====== Exercise inputs

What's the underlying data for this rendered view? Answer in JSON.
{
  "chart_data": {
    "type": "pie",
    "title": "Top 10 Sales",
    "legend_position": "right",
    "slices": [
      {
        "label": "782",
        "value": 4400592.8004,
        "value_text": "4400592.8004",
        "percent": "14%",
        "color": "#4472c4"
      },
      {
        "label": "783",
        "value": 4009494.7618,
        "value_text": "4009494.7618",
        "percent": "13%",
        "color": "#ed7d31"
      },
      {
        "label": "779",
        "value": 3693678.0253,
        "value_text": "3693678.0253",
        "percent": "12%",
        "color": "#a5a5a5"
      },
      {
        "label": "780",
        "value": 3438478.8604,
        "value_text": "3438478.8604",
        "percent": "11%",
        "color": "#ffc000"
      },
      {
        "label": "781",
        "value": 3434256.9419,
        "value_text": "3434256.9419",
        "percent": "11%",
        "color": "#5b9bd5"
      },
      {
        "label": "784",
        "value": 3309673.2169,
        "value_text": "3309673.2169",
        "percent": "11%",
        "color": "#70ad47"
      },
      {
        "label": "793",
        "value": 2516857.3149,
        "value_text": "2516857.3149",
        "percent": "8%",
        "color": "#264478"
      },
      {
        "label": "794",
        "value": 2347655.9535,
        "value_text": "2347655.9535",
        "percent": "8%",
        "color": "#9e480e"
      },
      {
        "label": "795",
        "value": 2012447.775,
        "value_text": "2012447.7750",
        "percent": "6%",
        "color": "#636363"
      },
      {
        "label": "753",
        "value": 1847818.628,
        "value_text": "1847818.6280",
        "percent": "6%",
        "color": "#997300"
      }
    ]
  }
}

============
====== Exercise inputs

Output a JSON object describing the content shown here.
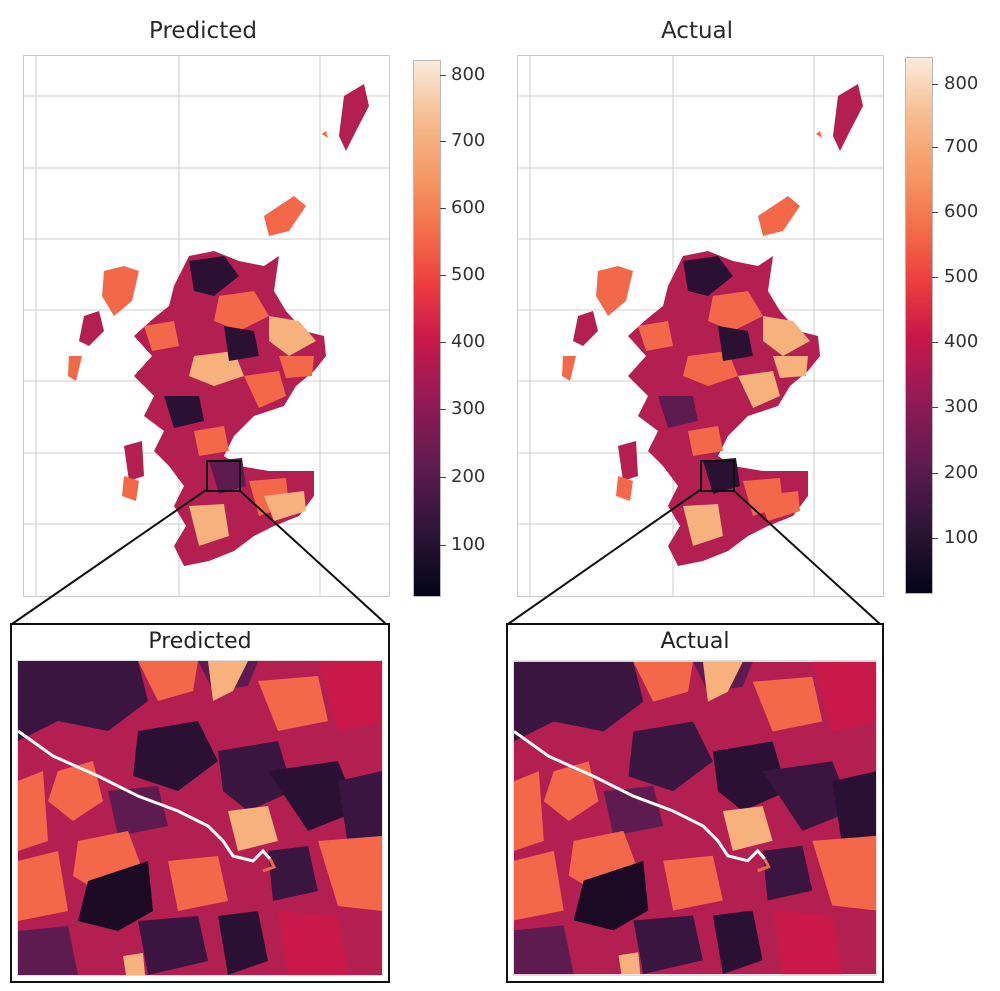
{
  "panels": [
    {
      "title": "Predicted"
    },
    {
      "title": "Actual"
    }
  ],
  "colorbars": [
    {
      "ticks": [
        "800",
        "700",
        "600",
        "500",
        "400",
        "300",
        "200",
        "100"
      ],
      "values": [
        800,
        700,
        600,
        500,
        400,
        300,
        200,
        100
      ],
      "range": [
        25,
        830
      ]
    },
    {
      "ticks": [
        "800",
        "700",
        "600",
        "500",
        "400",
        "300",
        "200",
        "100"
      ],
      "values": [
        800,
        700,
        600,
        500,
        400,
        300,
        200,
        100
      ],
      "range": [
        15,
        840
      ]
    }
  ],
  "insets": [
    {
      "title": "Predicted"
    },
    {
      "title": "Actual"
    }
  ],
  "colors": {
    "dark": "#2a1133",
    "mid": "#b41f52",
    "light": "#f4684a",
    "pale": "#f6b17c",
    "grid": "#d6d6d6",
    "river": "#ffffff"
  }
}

============

* _The exercise_
Go through the records above and copy every line with the word "JSON".

* _Final answer_
What's the underlying data for this rendered view? Answer in JSON.
Output a JSON object describing the content shown here.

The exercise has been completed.